### THE TASK
Copy every line of the listing that holds the string "query".

### DATASET ROWS
╭──

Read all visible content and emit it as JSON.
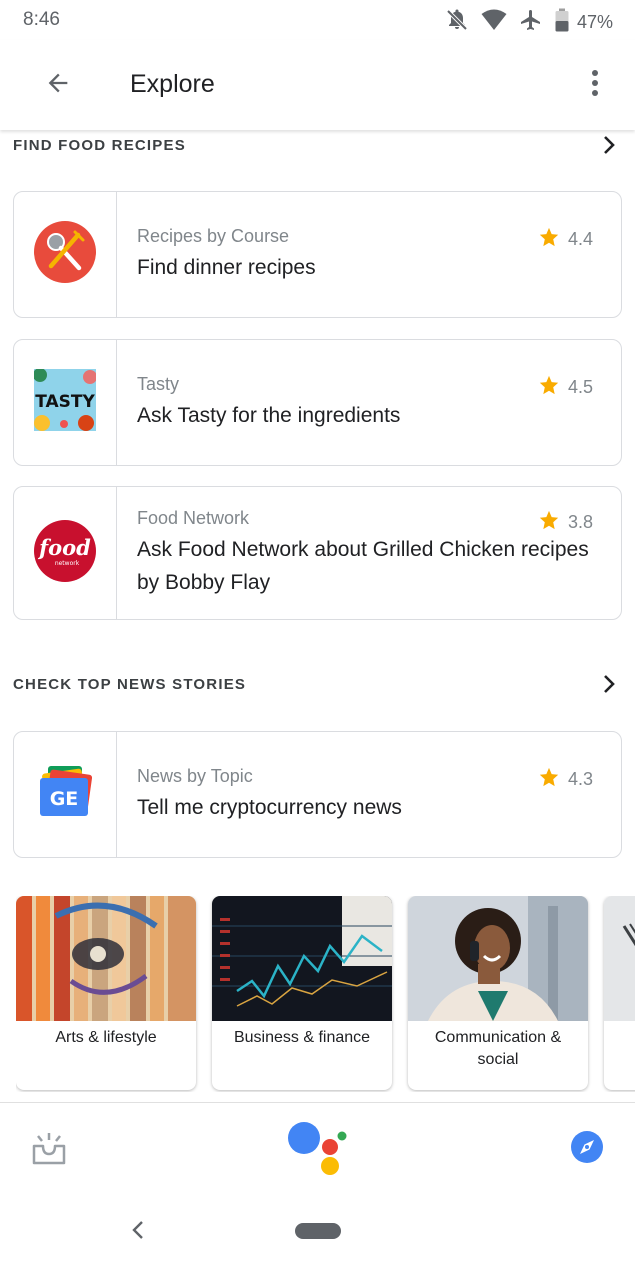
{
  "status_bar": {
    "time": "8:46",
    "battery": "47%",
    "icons": [
      "notifications-off-icon",
      "wifi-icon",
      "airplane-icon",
      "battery-icon"
    ]
  },
  "app_bar": {
    "title": "Explore",
    "back_icon": "arrow-back-icon",
    "menu_icon": "more-vert-icon"
  },
  "sections": {
    "food": {
      "title": "FIND FOOD RECIPES",
      "cards": [
        {
          "provider": "Recipes by Course",
          "query": "Find dinner recipes",
          "rating": "4.4",
          "icon": "recipes-by-course-logo"
        },
        {
          "provider": "Tasty",
          "query": "Ask Tasty for the ingredients",
          "rating": "4.5",
          "icon": "tasty-logo",
          "logo_text": "TASTY"
        },
        {
          "provider": "Food Network",
          "query": "Ask Food Network about Grilled Chicken recipes by Bobby Flay",
          "rating": "3.8",
          "icon": "food-network-logo",
          "logo_text": "food",
          "logo_subtext": "network"
        }
      ]
    },
    "news": {
      "title": "CHECK TOP NEWS STORIES",
      "cards": [
        {
          "provider": "News by Topic",
          "query": "Tell me cryptocurrency news",
          "rating": "4.3",
          "icon": "google-news-logo",
          "logo_text": "GE"
        }
      ]
    }
  },
  "topics": [
    {
      "label": "Arts & lifestyle"
    },
    {
      "label": "Business & finance"
    },
    {
      "label": "Communication & social"
    }
  ],
  "bottom_bar": {
    "left_icon": "updates-tray-icon",
    "center_icon": "google-assistant-logo",
    "right_icon": "explore-compass-icon"
  },
  "colors": {
    "star": "#f9ab00",
    "assistant_blue": "#4285f4",
    "assistant_red": "#ea4335",
    "assistant_yellow": "#fbbc04",
    "assistant_green": "#34a853",
    "recipes_red": "#e84b3c",
    "food_network_red": "#c8102e"
  }
}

╰──

### ANSWER FOR THE TASK
          "query": "Find dinner recipes",
          "query": "Ask Tasty for the ingredients",
          "query": "Ask Food Network about Grilled Chicken recipes by Bobby Flay",
          "query": "Tell me cryptocurrency news",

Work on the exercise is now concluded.